Migration

Protecting migrant children from violence and exploitation

Syrian refugee child playing with puppets in Serbia
UNICEF/2017/Emil Vas

The challenge

Children uprooted by conflict and disaster continue to face heightened risks of violence, child labour and exploitation. Children who are travelling alone or who have been separated from their families are more easily preyed upon and more vulnerable to violence and abuse. Many refugee and migrant children miss out on an education, and many don’t have access to health care and other essential services. 

In recent years, large numbers of migrant and refugee children have arrived in the European Union (EU), fleeing from civil wars, poverty and persecution or in search for better opportunities. Authorities at national and EU level, civil society and a variety of partners are actively working to address a number of difficult challenges around the migration of children. These include the challenge of how to count how many children are arriving and when, in what circumstances and what types of services they need, how to establish care and custodial arrangements to protect children. 
 

 

The solution

 

UNICEF’s work to protect children has been focused on ensuring unaccompanied, separated and vulnerable children have access to quality protection services. We also advocate for increased collective efforts by governments, communities and the private sector to provide uprooted children with access to an education and health services and to shelter, nutrition, water and sanitation.

########################################

#### Written request
Answer these questions from the text on protecting migrant children:
(a) Which children does it say are more easily preyed upon?
(b) What reasons does it give for migrant and refugee children arriving in the European Union?
(c) Whose collective efforts does UNICEF advocate increasing?

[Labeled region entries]
########################################

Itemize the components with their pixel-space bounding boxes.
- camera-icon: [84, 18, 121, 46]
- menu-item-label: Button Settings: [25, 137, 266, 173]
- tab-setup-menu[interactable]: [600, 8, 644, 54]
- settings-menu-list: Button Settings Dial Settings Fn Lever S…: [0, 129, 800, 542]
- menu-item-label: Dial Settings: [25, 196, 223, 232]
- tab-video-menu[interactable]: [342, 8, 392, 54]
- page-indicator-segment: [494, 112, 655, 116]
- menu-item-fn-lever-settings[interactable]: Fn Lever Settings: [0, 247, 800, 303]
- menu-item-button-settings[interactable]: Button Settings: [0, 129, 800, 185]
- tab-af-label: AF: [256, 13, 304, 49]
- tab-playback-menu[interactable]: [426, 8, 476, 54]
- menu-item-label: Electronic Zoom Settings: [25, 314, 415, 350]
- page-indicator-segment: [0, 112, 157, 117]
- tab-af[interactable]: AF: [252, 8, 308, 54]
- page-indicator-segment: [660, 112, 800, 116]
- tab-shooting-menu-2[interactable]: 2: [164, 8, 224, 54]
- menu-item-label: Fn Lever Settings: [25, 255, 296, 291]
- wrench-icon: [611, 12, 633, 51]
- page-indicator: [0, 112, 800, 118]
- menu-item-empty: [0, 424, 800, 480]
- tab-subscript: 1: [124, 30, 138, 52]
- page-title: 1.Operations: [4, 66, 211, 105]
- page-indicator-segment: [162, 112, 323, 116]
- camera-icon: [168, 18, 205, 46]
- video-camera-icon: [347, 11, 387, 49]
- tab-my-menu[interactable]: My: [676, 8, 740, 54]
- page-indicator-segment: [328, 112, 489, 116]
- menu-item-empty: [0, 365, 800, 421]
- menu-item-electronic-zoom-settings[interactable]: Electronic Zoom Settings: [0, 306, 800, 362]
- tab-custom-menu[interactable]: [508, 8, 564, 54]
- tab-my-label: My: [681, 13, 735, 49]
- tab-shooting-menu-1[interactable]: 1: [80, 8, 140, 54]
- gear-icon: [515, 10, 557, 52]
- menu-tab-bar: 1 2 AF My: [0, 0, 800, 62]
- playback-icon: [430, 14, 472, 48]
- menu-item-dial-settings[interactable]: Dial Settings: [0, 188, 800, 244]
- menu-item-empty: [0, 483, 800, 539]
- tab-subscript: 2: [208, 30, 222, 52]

########################################

#### The answer
(a) Children who are travelling alone or who have been separated from their families.
(b) They are fleeing from civil wars, poverty and persecution, or are in search of better opportunities.
(c) Those of governments, communities and the private sector.